[START Provided information]
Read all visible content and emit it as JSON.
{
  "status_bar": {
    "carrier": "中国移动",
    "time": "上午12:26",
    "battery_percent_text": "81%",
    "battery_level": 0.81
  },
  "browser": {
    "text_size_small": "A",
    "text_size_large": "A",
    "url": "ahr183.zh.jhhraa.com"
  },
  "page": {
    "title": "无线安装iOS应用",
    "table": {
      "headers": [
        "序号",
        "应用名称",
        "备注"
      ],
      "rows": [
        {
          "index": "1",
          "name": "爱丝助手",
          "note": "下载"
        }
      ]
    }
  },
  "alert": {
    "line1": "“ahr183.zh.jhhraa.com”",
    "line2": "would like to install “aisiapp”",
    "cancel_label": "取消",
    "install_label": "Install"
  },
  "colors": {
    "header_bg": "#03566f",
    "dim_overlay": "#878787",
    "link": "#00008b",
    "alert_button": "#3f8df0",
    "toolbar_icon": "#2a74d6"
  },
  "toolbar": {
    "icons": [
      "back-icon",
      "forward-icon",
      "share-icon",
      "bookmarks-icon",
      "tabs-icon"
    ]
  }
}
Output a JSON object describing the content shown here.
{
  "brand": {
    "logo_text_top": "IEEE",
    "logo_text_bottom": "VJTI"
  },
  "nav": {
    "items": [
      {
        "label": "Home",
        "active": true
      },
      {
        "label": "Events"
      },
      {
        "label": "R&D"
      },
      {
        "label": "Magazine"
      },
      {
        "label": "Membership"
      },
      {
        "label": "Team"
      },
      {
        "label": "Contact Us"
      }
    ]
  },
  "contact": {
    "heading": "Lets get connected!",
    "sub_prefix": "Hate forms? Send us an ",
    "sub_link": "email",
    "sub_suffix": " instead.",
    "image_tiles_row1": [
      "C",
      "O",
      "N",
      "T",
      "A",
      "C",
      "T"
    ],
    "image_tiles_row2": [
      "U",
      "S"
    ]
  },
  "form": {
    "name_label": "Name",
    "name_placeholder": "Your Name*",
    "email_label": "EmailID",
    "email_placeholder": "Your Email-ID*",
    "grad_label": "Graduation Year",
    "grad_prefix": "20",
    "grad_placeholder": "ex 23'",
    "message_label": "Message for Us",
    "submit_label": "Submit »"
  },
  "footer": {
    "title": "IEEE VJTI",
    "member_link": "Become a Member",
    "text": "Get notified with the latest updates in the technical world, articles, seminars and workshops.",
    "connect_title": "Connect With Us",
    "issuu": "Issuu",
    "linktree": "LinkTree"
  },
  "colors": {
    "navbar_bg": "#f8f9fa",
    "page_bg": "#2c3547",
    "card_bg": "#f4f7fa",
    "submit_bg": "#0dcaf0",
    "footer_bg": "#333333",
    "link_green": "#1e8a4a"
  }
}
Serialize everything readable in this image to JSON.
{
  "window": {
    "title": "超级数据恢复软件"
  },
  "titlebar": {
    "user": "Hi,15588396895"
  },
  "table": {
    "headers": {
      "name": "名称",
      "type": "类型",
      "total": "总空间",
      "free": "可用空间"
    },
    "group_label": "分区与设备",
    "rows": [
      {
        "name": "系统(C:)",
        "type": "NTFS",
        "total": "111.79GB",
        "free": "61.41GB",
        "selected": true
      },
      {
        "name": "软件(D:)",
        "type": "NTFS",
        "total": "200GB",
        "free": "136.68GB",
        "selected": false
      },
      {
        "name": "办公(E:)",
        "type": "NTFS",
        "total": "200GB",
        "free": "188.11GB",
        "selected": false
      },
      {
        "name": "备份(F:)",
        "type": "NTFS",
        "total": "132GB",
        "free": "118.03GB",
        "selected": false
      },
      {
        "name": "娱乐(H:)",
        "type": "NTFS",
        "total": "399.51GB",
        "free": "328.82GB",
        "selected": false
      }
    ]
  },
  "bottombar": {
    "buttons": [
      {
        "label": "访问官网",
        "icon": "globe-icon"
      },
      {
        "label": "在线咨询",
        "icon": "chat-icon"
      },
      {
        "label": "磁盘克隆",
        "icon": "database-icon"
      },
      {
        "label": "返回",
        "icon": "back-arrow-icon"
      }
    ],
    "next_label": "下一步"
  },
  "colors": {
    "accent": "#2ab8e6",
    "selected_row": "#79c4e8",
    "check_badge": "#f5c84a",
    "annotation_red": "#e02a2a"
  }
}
[END Provided information]
**Aim of the task:** Your task is to print all of the records exactly.

**Output for this task:**
Read all visible content and emit it as JSON.
{
  "status_bar": {
    "carrier": "中国移动",
    "time": "上午12:26",
    "battery_percent_text": "81%",
    "battery_level": 0.81
  },
  "browser": {
    "text_size_small": "A",
    "text_size_large": "A",
    "url": "ahr183.zh.jhhraa.com"
  },
  "page": {
    "title": "无线安装iOS应用",
    "table": {
      "headers": [
        "序号",
        "应用名称",
        "备注"
      ],
      "rows": [
        {
          "index": "1",
          "name": "爱丝助手",
          "note": "下载"
        }
      ]
    }
  },
  "alert": {
    "line1": "“ahr183.zh.jhhraa.com”",
    "line2": "would like to install “aisiapp”",
    "cancel_label": "取消",
    "install_label": "Install"
  },
  "colors": {
    "header_bg": "#03566f",
    "dim_overlay": "#878787",
    "link": "#00008b",
    "alert_button": "#3f8df0",
    "toolbar_icon": "#2a74d6"
  },
  "toolbar": {
    "icons": [
      "back-icon",
      "forward-icon",
      "share-icon",
      "bookmarks-icon",
      "tabs-icon"
    ]
  }
}
Output a JSON object describing the content shown here.
{
  "brand": {
    "logo_text_top": "IEEE",
    "logo_text_bottom": "VJTI"
  },
  "nav": {
    "items": [
      {
        "label": "Home",
        "active": true
      },
      {
        "label": "Events"
      },
      {
        "label": "R&D"
      },
      {
        "label": "Magazine"
      },
      {
        "label": "Membership"
      },
      {
        "label": "Team"
      },
      {
        "label": "Contact Us"
      }
    ]
  },
  "contact": {
    "heading": "Lets get connected!",
    "sub_prefix": "Hate forms? Send us an ",
    "sub_link": "email",
    "sub_suffix": " instead.",
    "image_tiles_row1": [
      "C",
      "O",
      "N",
      "T",
      "A",
      "C",
      "T"
    ],
    "image_tiles_row2": [
      "U",
      "S"
    ]
  },
  "form": {
    "name_label": "Name",
    "name_placeholder": "Your Name*",
    "email_label": "EmailID",
    "email_placeholder": "Your Email-ID*",
    "grad_label": "Graduation Year",
    "grad_prefix": "20",
    "grad_placeholder": "ex 23'",
    "message_label": "Message for Us",
    "submit_label": "Submit »"
  },
  "footer": {
    "title": "IEEE VJTI",
    "member_link": "Become a Member",
    "text": "Get notified with the latest updates in the technical world, articles, seminars and workshops.",
    "connect_title": "Connect With Us",
    "issuu": "Issuu",
    "linktree": "LinkTree"
  },
  "colors": {
    "navbar_bg": "#f8f9fa",
    "page_bg": "#2c3547",
    "card_bg": "#f4f7fa",
    "submit_bg": "#0dcaf0",
    "footer_bg": "#333333",
    "link_green": "#1e8a4a"
  }
}
Serialize everything readable in this image to JSON.
{
  "window": {
    "title": "超级数据恢复软件"
  },
  "titlebar": {
    "user": "Hi,15588396895"
  },
  "table": {
    "headers": {
      "name": "名称",
      "type": "类型",
      "total": "总空间",
      "free": "可用空间"
    },
    "group_label": "分区与设备",
    "rows": [
      {
        "name": "系统(C:)",
        "type": "NTFS",
        "total": "111.79GB",
        "free": "61.41GB",
        "selected": true
      },
      {
        "name": "软件(D:)",
        "type": "NTFS",
        "total": "200GB",
        "free": "136.68GB",
        "selected": false
      },
      {
        "name": "办公(E:)",
        "type": "NTFS",
        "total": "200GB",
        "free": "188.11GB",
        "selected": false
      },
      {
        "name": "备份(F:)",
        "type": "NTFS",
        "total": "132GB",
        "free": "118.03GB",
        "selected": false
      },
      {
        "name": "娱乐(H:)",
        "type": "NTFS",
        "total": "399.51GB",
        "free": "328.82GB",
        "selected": false
      }
    ]
  },
  "bottombar": {
    "buttons": [
      {
        "label": "访问官网",
        "icon": "globe-icon"
      },
      {
        "label": "在线咨询",
        "icon": "chat-icon"
      },
      {
        "label": "磁盘克隆",
        "icon": "database-icon"
      },
      {
        "label": "返回",
        "icon": "back-arrow-icon"
      }
    ],
    "next_label": "下一步"
  },
  "colors": {
    "accent": "#2ab8e6",
    "selected_row": "#79c4e8",
    "check_badge": "#f5c84a",
    "annotation_red": "#e02a2a"
  }
}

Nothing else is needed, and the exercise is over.